Goal
Determine which lines contain the word "will", then copy those lines.
--- begin Extracted records ---
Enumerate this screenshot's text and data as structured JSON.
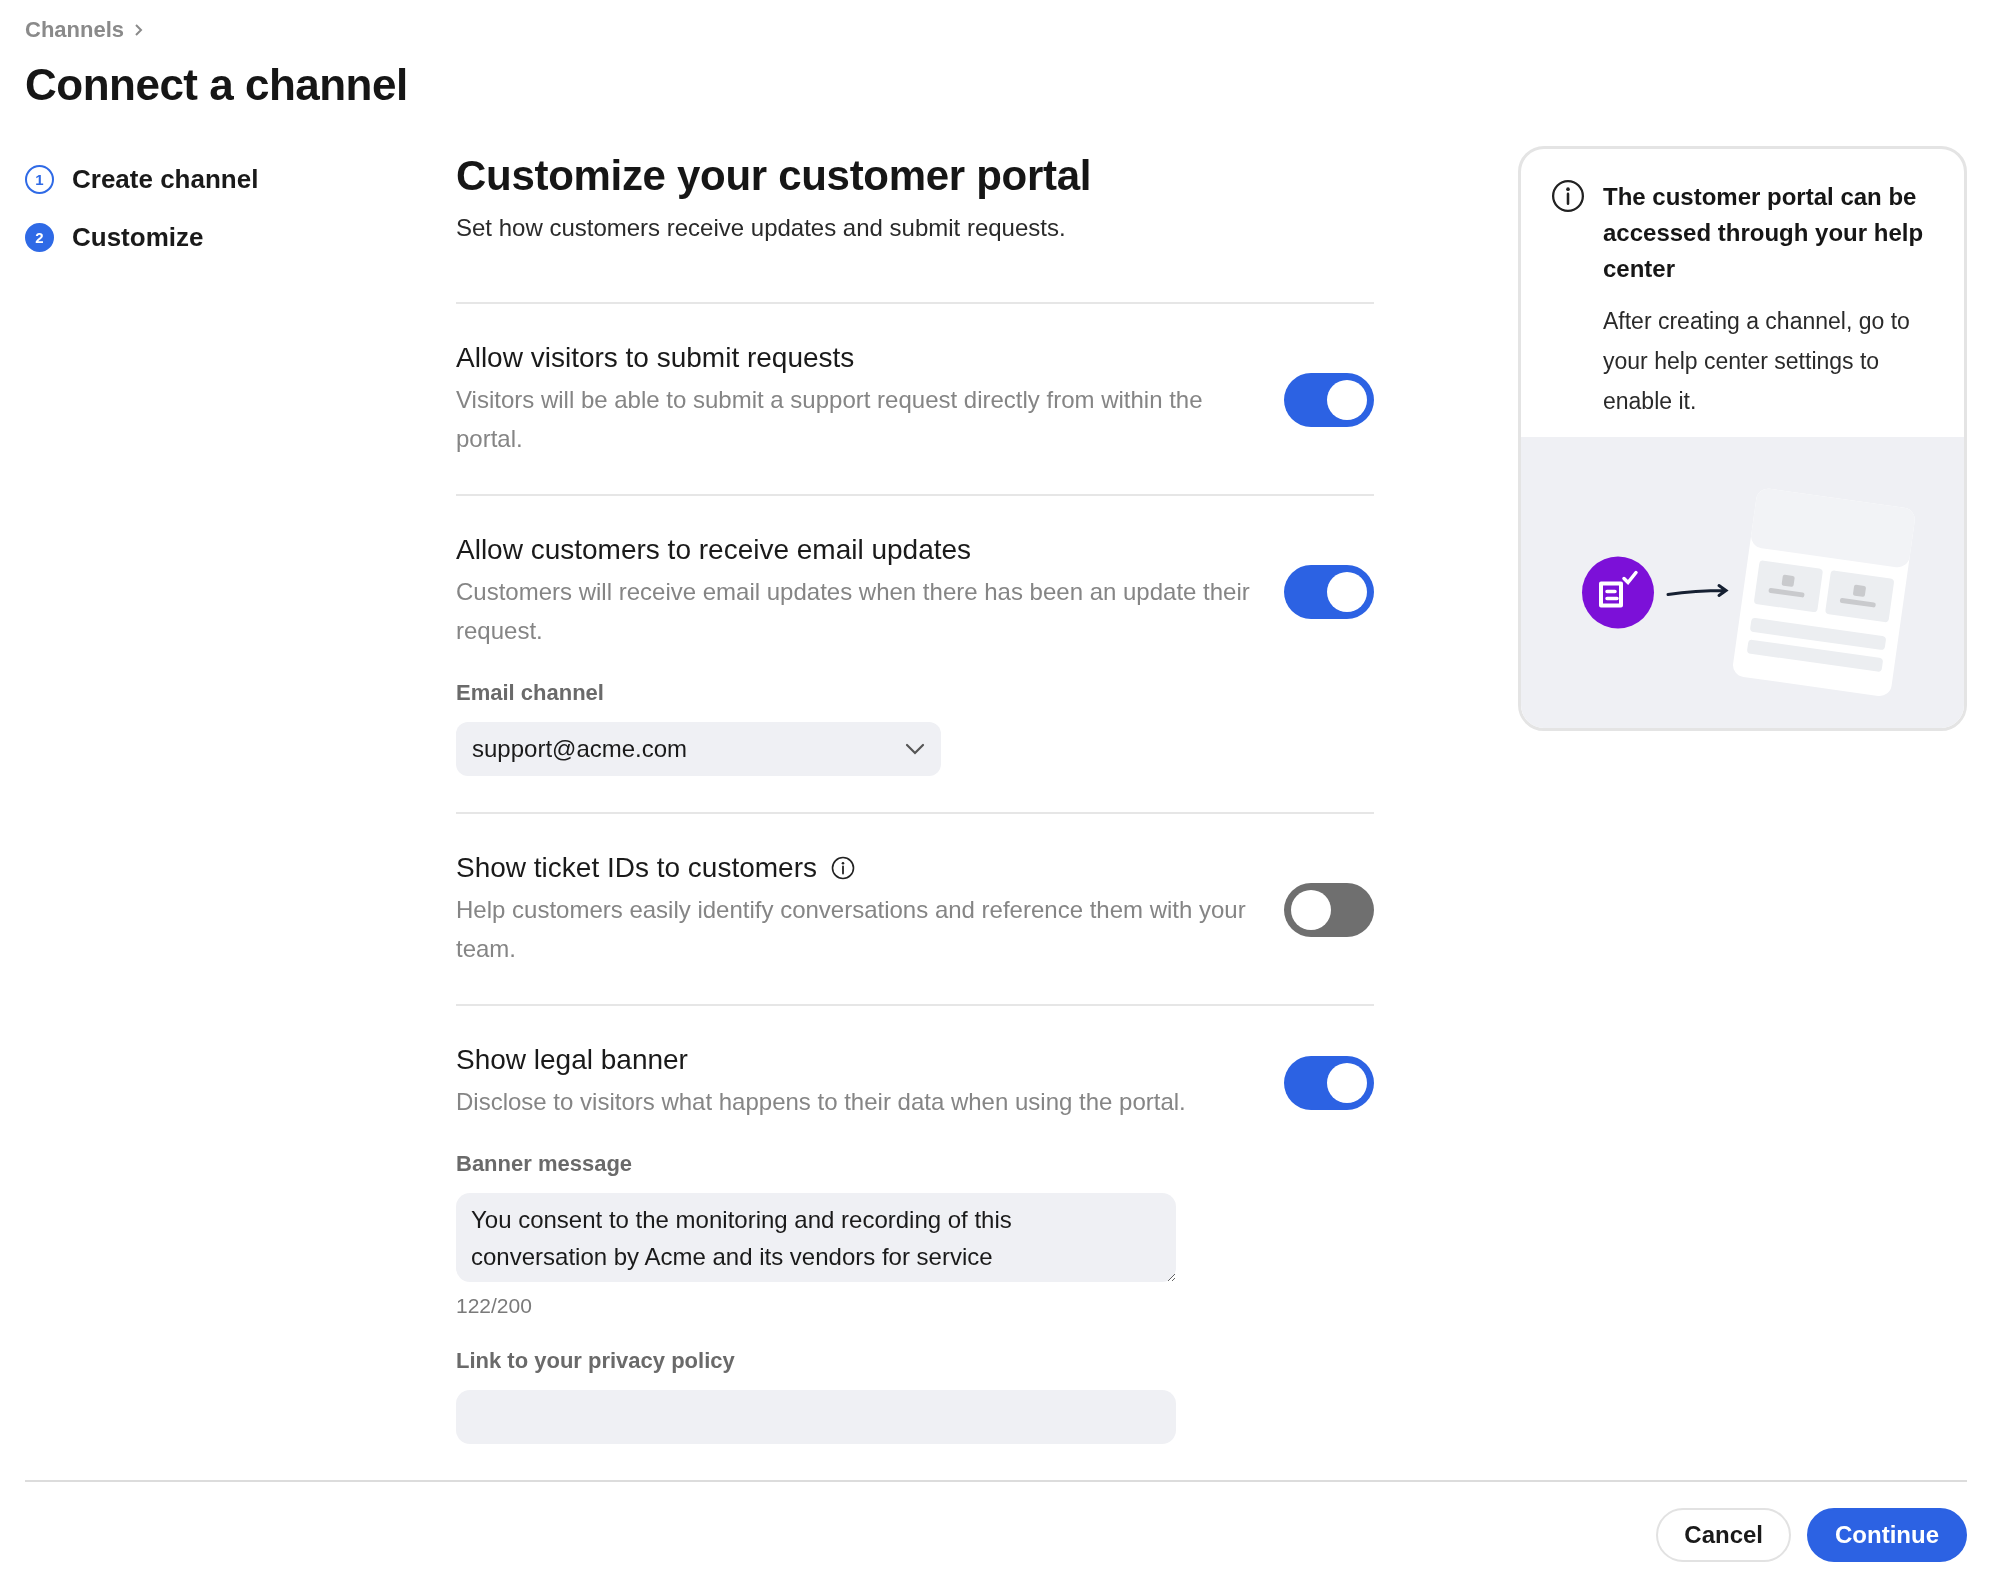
{
  "breadcrumb": {
    "label": "Channels"
  },
  "title": "Connect a channel",
  "steps": [
    {
      "number": "1",
      "label": "Create channel",
      "selected": false
    },
    {
      "number": "2",
      "label": "Customize",
      "selected": true
    }
  ],
  "main": {
    "heading": "Customize your customer portal",
    "subheading": "Set how customers receive updates and submit requests."
  },
  "settings": [
    {
      "kind": "plain",
      "title": "Allow visitors to submit requests",
      "description": "Visitors will be able to submit a support request directly from within the portal.",
      "on": true
    },
    {
      "kind": "plain",
      "title": "Allow customers to receive email updates",
      "description": "Customers will receive email updates when there has been an update their request.",
      "on": true,
      "fields": [
        {
          "kind": "select",
          "label": "Email channel",
          "value": "support@acme.com"
        }
      ]
    },
    {
      "kind": "info",
      "title": "Show ticket IDs to customers",
      "description": "Help customers easily identify conversations and reference them with your team.",
      "on": false
    },
    {
      "kind": "plain",
      "title": "Show legal banner",
      "description": "Disclose to visitors what happens to their data when using the portal.",
      "on": true,
      "fields": [
        {
          "kind": "textarea",
          "label": "Banner message",
          "value": "You consent to the monitoring and recording of this conversation by Acme and its vendors for service",
          "counter": "122/200"
        },
        {
          "kind": "input",
          "label": "Link to your privacy policy"
        }
      ]
    }
  ],
  "info_card": {
    "title": "The customer portal can be accessed through your help center",
    "body": "After creating a channel, go to your help center settings to enable it."
  },
  "footer": {
    "buttons": [
      {
        "label": "Cancel",
        "kind": "secondary"
      },
      {
        "label": "Continue",
        "kind": "primary"
      }
    ]
  }
}
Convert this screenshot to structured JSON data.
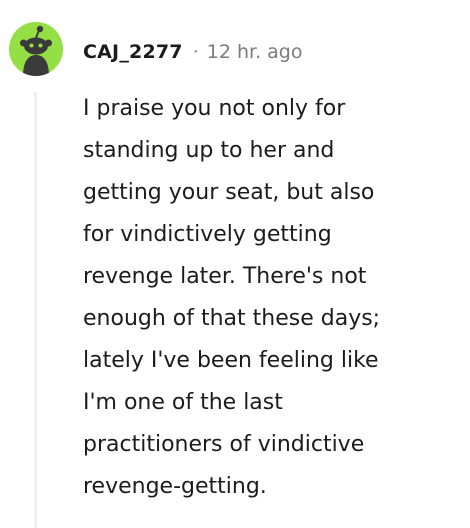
{
  "comment": {
    "avatar_icon": "snoo-avatar-icon",
    "avatar_color": "#94e044",
    "username": "CAJ_2277",
    "separator": "·",
    "timestamp": "12 hr. ago",
    "body_lines": [
      "I praise you not only for",
      "standing up to her and",
      "getting your seat, but also",
      "for vindictively getting",
      "revenge later. There's not",
      "enough of that these days;",
      "lately I've been feeling like",
      "I'm one of the last",
      "practitioners of vindictive",
      "revenge-getting."
    ]
  }
}
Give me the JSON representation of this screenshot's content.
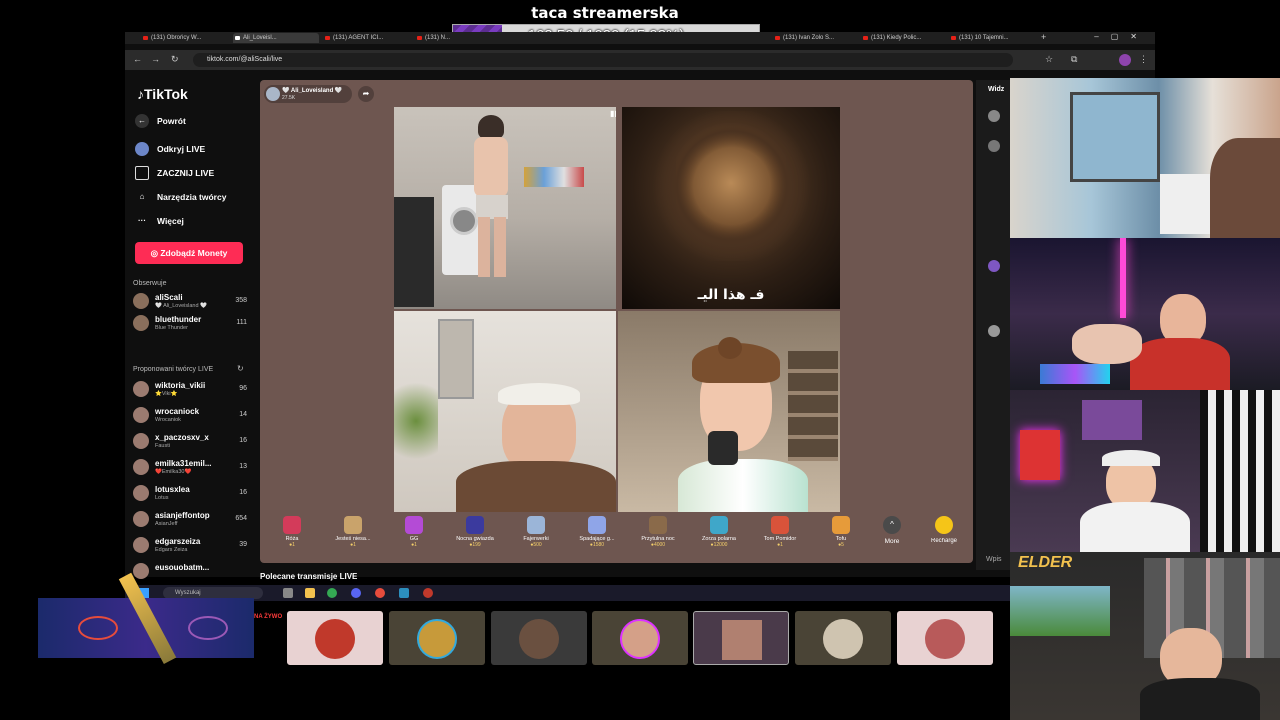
{
  "overlay": {
    "title": "taca streamerska",
    "goal_text": "162.50 / 1020 (15.93%)",
    "goal_progress": 0.1593,
    "goal_colors": [
      "#5c2d91",
      "#7a3cc0"
    ]
  },
  "browser": {
    "tabs": [
      "(131) Obrońcy W...",
      "Ali_Loveisl...",
      "(131) AGENT ICI...",
      "(131) N...",
      "(131) Ivan Zolo S...",
      "(131) Kiedy Polic...",
      "(131) 10 Tajemni..."
    ],
    "url": "tiktok.com/@aliScali/live"
  },
  "tiktok": {
    "logo": "TikTok",
    "nav": [
      "Powrót",
      "Odkryj LIVE",
      "ZACZNIJ LIVE",
      "Narzędzia twórcy",
      "Więcej"
    ],
    "coins_button": "Zdobądź Monety",
    "following_title": "Obserwuje",
    "following": [
      {
        "name": "aliScali",
        "sub": "🤍 Ali_Loveisland 🤍",
        "count": "358"
      },
      {
        "name": "bluethunder",
        "sub": "Blue Thunder",
        "count": "111"
      }
    ],
    "suggested_title": "Proponowani twórcy LIVE",
    "suggested": [
      {
        "name": "wiktoria_vikii",
        "sub": "⭐Viki⭐",
        "count": "96"
      },
      {
        "name": "wrocaniock",
        "sub": "Wrocaniok",
        "count": "14"
      },
      {
        "name": "x_paczosxv_x",
        "sub": "Fausti",
        "count": "16"
      },
      {
        "name": "emilka31emil...",
        "sub": "❤️Emilka30❤️",
        "count": "13"
      },
      {
        "name": "lotusxlea",
        "sub": "Lotus",
        "count": "16"
      },
      {
        "name": "asianjeffontop",
        "sub": "AsianJeff",
        "count": "654"
      },
      {
        "name": "edgarszeiza",
        "sub": "Edgars Zeiza",
        "count": "39"
      },
      {
        "name": "eusouobatm...",
        "sub": "",
        "count": ""
      }
    ],
    "host": {
      "name": "🤍 Ali_Loveisland 🤍",
      "viewers": "27.5K"
    },
    "lion_caption": "فـ هذا اليـ",
    "gifts": [
      {
        "name": "Róża",
        "price": "1",
        "color": "#d33b5a"
      },
      {
        "name": "Jesteś niesa...",
        "price": "1",
        "color": "#c9a36b"
      },
      {
        "name": "GG",
        "price": "1",
        "color": "#b44bd6"
      },
      {
        "name": "Nocna gwiazda",
        "price": "199",
        "color": "#3b3a9e"
      },
      {
        "name": "Fajerwerki",
        "price": "500",
        "color": "#9bb5d8"
      },
      {
        "name": "Spadające g...",
        "price": "1580",
        "color": "#8fa5e8"
      },
      {
        "name": "Przytulna noc",
        "price": "4000",
        "color": "#8a6a4a"
      },
      {
        "name": "Zorza polarna",
        "price": "12000",
        "color": "#3fa7c9"
      },
      {
        "name": "Tom Pomidor",
        "price": "1",
        "color": "#d9533a"
      },
      {
        "name": "Tofu",
        "price": "5",
        "color": "#e69b3a"
      }
    ],
    "more_label": "More",
    "recharge_label": "Recharge",
    "recommended_label": "Polecane transmisje LIVE"
  },
  "right_panel": {
    "label": "Widz",
    "input": "Wpis"
  },
  "taskbar": {
    "search": "Wyszukaj"
  },
  "viewers": {
    "live_label": "NA ŻYWO",
    "elder_label": "ELDER"
  }
}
--- end Extracted records ---
Solution for this problem
      "description": "Visitors will be able to submit a support request directly from within the portal.",
      "description": "Customers will receive email updates when there has been an update their request.",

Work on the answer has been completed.